#### REQUIRED TASK:
In the listing below, locate the lines bearing the word "aplicación". Copy every one of them.

#### RECORD EXTRACTS:
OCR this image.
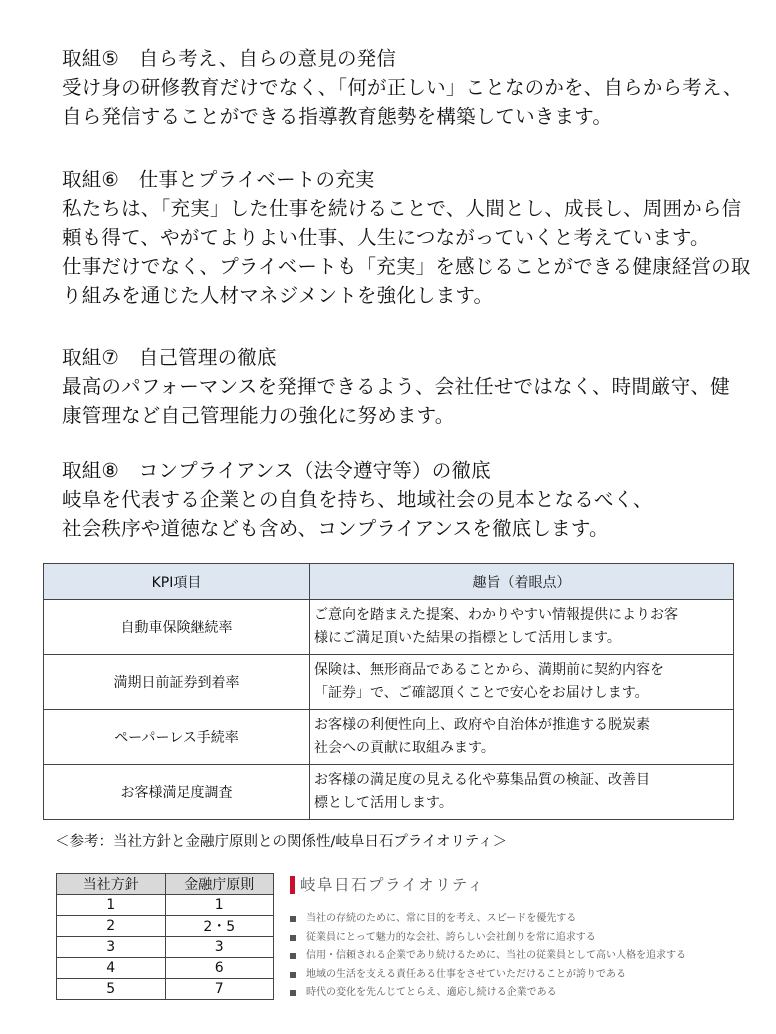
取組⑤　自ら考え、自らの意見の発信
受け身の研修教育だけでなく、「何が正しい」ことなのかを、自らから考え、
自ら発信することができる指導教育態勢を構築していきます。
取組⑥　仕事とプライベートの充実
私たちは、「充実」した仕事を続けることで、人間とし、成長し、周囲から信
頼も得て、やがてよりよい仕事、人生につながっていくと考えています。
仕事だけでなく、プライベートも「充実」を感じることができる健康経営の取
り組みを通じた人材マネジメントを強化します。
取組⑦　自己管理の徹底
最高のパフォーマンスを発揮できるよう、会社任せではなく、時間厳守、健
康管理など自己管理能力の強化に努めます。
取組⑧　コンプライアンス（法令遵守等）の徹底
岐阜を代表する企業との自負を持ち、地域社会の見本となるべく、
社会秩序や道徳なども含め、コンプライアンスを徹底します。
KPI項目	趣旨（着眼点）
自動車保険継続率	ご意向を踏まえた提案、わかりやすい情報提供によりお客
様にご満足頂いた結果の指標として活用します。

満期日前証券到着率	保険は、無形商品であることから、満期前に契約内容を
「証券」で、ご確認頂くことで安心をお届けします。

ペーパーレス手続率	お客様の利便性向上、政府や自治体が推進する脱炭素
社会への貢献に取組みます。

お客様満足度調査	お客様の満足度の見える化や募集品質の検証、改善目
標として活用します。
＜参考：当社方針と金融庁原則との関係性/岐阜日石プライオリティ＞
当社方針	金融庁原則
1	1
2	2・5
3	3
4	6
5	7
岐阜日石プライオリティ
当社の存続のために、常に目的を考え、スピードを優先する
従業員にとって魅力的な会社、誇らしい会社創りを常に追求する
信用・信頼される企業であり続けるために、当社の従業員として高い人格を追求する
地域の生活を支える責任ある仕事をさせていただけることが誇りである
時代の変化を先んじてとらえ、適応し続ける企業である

==

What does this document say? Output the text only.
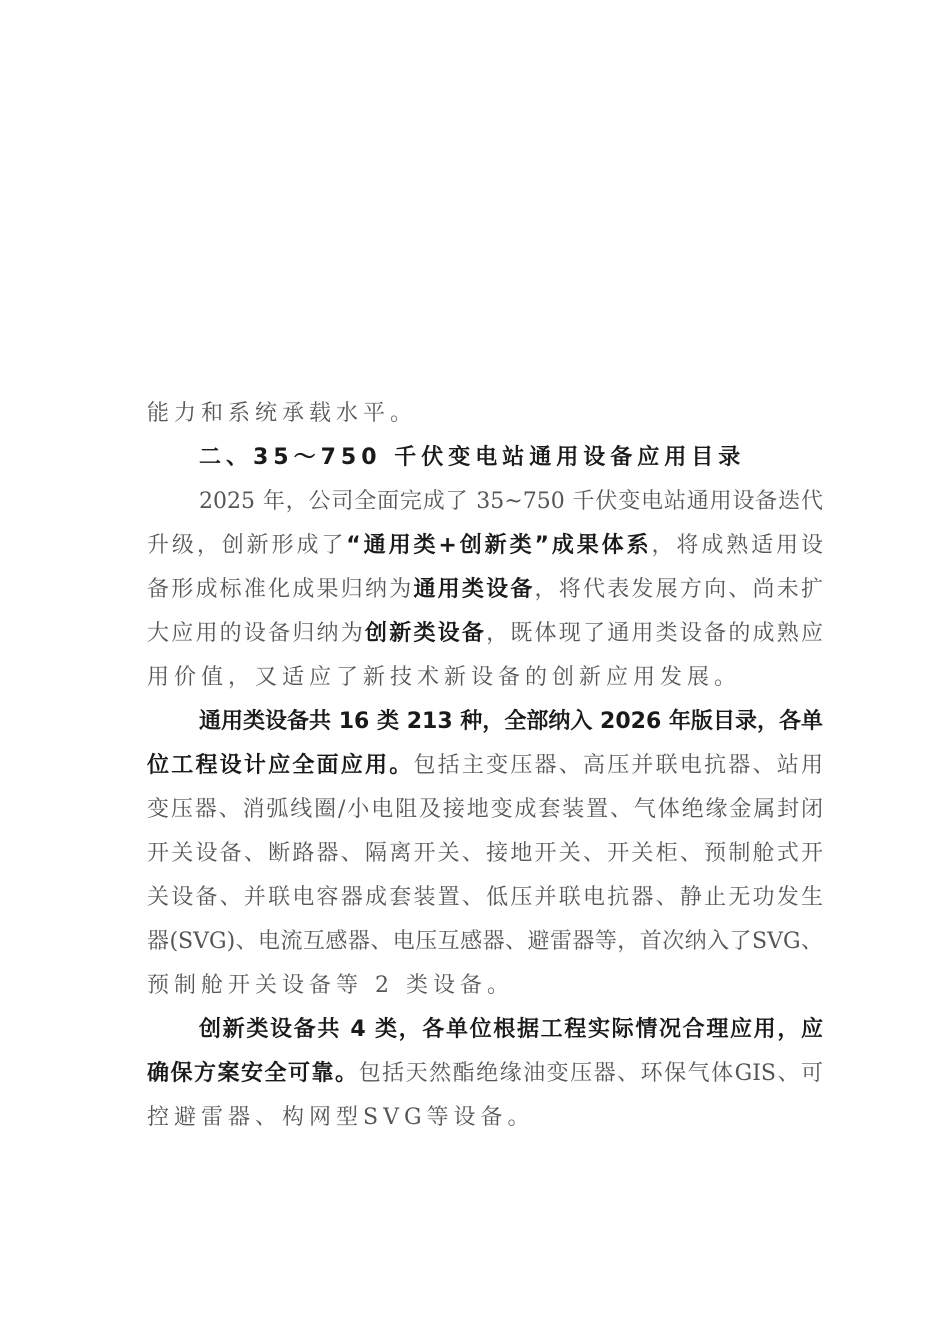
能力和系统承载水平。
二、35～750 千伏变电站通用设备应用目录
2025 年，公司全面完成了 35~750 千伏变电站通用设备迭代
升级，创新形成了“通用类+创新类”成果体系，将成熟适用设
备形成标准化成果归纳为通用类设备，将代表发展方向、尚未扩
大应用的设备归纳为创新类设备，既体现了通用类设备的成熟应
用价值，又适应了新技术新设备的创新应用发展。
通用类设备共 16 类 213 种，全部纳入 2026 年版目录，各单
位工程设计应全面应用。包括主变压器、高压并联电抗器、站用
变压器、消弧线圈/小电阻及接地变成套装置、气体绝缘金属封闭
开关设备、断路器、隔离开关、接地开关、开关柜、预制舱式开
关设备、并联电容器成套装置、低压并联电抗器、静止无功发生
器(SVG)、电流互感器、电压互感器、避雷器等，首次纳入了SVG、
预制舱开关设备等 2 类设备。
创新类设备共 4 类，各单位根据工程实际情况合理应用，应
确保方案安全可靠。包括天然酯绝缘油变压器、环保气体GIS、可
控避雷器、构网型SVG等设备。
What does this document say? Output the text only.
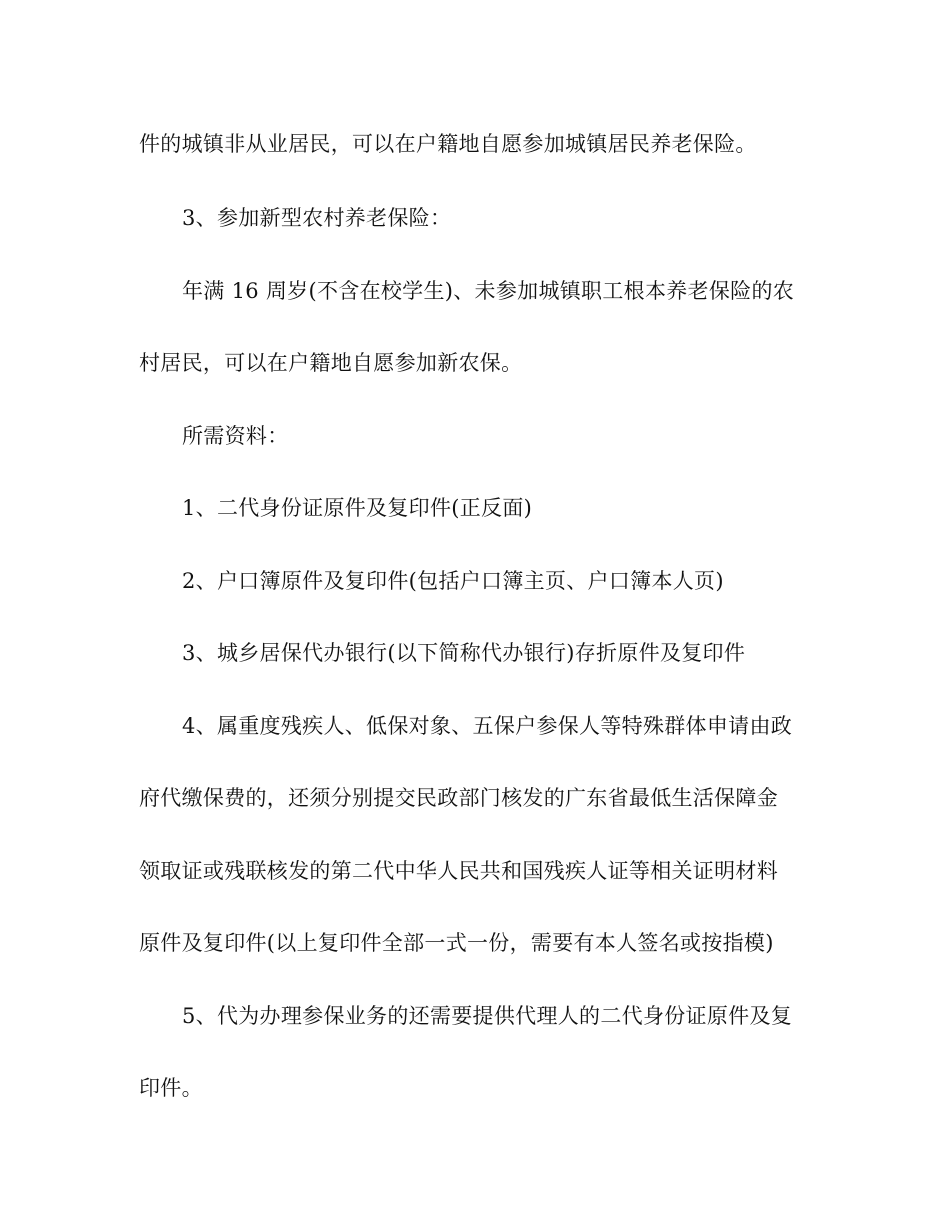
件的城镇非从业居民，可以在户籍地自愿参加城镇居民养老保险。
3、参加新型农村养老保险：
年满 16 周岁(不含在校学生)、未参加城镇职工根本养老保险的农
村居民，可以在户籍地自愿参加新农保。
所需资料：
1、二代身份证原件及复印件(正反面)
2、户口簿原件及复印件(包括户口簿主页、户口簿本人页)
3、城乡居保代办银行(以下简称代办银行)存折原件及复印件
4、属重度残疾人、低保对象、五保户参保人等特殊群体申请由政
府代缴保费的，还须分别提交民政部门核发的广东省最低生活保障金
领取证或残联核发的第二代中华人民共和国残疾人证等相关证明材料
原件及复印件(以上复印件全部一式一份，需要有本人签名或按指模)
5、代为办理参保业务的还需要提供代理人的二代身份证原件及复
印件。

==

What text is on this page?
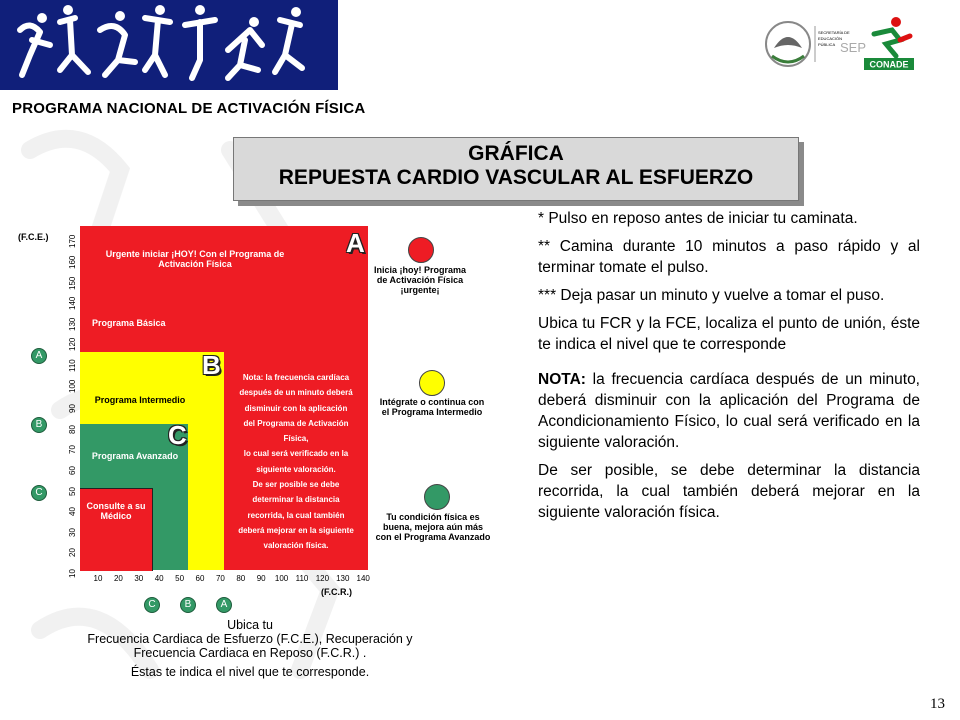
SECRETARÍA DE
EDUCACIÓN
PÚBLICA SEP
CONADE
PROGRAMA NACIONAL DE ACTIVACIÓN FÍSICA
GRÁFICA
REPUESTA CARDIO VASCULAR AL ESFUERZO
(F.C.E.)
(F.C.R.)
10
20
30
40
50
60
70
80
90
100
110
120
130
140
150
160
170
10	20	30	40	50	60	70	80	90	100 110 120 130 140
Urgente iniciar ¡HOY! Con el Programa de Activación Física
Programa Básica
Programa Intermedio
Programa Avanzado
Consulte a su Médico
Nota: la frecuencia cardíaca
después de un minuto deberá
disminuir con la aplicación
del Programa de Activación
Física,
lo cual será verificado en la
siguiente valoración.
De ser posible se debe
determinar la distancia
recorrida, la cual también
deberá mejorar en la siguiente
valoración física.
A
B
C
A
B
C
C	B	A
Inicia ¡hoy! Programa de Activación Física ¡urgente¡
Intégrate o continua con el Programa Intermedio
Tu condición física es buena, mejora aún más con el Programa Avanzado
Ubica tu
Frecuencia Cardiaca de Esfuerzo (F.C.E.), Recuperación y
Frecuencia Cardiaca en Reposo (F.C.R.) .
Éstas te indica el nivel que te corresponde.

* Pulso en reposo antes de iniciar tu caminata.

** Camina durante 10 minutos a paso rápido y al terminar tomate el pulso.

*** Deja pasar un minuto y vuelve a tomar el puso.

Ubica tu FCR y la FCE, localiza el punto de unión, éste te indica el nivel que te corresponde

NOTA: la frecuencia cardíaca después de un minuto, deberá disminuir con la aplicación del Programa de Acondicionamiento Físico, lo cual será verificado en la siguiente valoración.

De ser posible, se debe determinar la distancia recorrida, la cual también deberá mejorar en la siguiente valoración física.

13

#### RESULT OF THIS TASK:
disminuir con la aplicación
NOTA: la frecuencia cardíaca después de un minuto, deberá disminuir con la aplicación del Programa de Acondicionamiento Físico, lo cual será verificado en la siguiente valoración.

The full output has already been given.